WRITTEN INSTRUCTION: Leave out the pictures and copy every record exactly.

Data entries:
════════════════
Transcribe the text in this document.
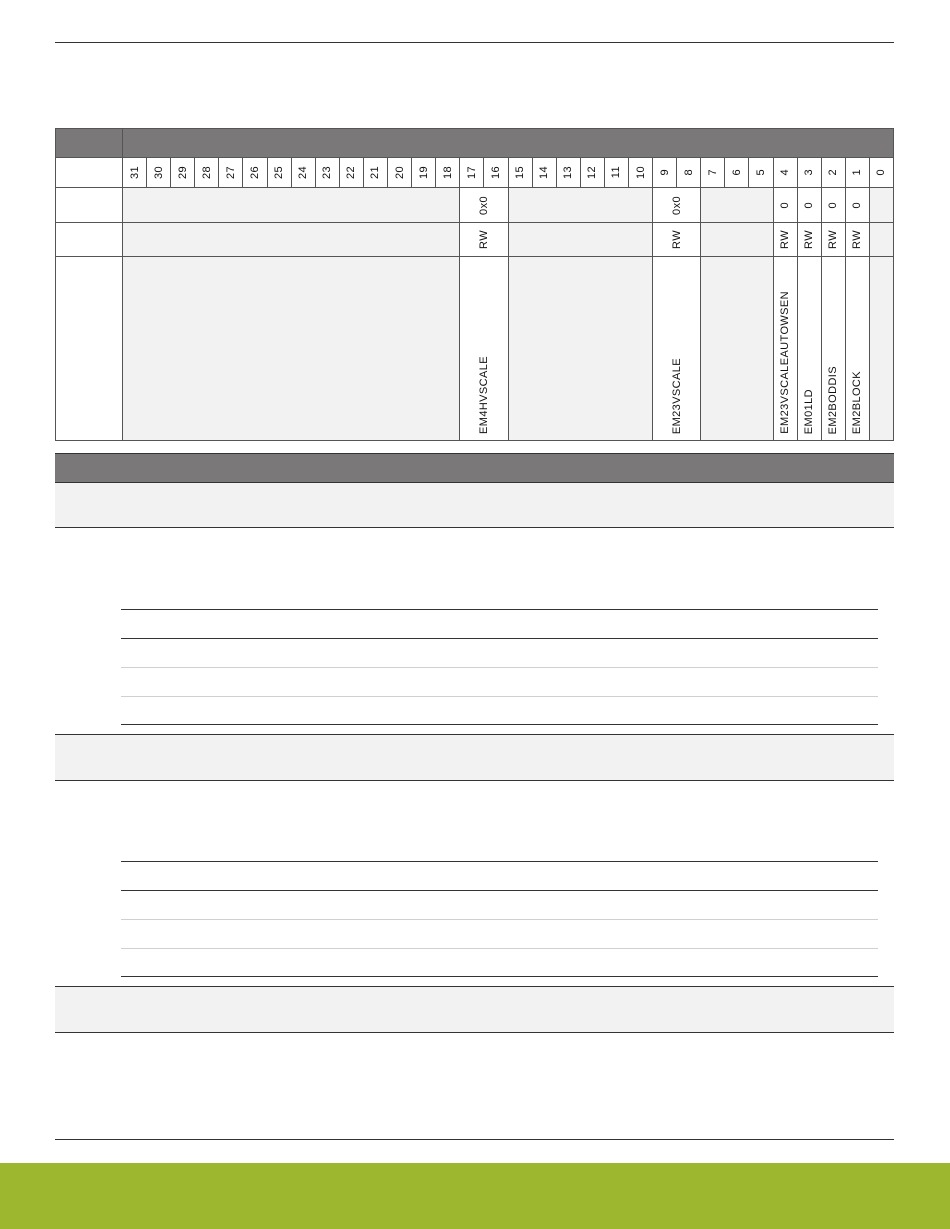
	31	30	29	28	27	26	25	24	23	22	21	20	19	18	17	16	15	14	13	12	11	10	9	8	7	6	5	4	3	2	1	0

															0x0								0x0					0	0	0	0	

															RW								RW					RW	RW	RW	RW	

															EM4HVSCALE								EM23VSCALE					EM23VSCALEAUTOWSEN	EM01LD	EM2BODDIS	EM2BLOCK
════════════════
THE REPLY:
Transcribe the text in this document.
	31	30	29	28	27	26	25	24	23	22	21	20	19	18	17	16	15	14	13	12	11	10	9	8	7	6	5	4	3	2	1	0

															0x0								0x0					0	0	0	0	

															RW								RW					RW	RW	RW	RW	

															EM4HVSCALE								EM23VSCALE					EM23VSCALEAUTOWSEN	EM01LD	EM2BODDIS	EM2BLOCK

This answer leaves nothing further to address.